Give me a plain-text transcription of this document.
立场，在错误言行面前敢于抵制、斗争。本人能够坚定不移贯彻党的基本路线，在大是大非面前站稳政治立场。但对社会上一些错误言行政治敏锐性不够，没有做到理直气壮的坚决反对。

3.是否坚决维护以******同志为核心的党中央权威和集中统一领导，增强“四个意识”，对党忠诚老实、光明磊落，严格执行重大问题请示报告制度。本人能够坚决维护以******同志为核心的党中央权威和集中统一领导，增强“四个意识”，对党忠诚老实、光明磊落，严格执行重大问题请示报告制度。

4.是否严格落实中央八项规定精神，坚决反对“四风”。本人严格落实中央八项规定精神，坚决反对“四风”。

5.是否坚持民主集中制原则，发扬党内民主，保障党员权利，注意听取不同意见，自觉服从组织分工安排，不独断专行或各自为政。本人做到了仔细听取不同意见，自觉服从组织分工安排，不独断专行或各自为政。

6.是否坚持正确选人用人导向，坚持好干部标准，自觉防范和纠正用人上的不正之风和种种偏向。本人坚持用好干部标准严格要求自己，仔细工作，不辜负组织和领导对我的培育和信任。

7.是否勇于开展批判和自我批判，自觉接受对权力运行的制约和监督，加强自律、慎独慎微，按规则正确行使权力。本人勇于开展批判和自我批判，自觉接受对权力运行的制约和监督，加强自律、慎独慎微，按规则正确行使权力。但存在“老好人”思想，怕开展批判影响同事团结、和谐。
┄┄┄┄┄┄
What you need to do =
Repeat every line of the material exactly as given.

Result below =
Give me a plain-text transcription of this document.
立场，在错误言行面前敢于抵制、斗争。本人能够坚定不移贯彻党的基本路线，在大是大非面前站稳政治立场。但对社会上一些错误言行政治敏锐性不够，没有做到理直气壮的坚决反对。

3.是否坚决维护以******同志为核心的党中央权威和集中统一领导，增强“四个意识”，对党忠诚老实、光明磊落，严格执行重大问题请示报告制度。本人能够坚决维护以******同志为核心的党中央权威和集中统一领导，增强“四个意识”，对党忠诚老实、光明磊落，严格执行重大问题请示报告制度。

4.是否严格落实中央八项规定精神，坚决反对“四风”。本人严格落实中央八项规定精神，坚决反对“四风”。

5.是否坚持民主集中制原则，发扬党内民主，保障党员权利，注意听取不同意见，自觉服从组织分工安排，不独断专行或各自为政。本人做到了仔细听取不同意见，自觉服从组织分工安排，不独断专行或各自为政。

6.是否坚持正确选人用人导向，坚持好干部标准，自觉防范和纠正用人上的不正之风和种种偏向。本人坚持用好干部标准严格要求自己，仔细工作，不辜负组织和领导对我的培育和信任。

7.是否勇于开展批判和自我批判，自觉接受对权力运行的制约和监督，加强自律、慎独慎微，按规则正确行使权力。本人勇于开展批判和自我批判，自觉接受对权力运行的制约和监督，加强自律、慎独慎微，按规则正确行使权力。但存在“老好人”思想，怕开展批判影响同事团结、和谐。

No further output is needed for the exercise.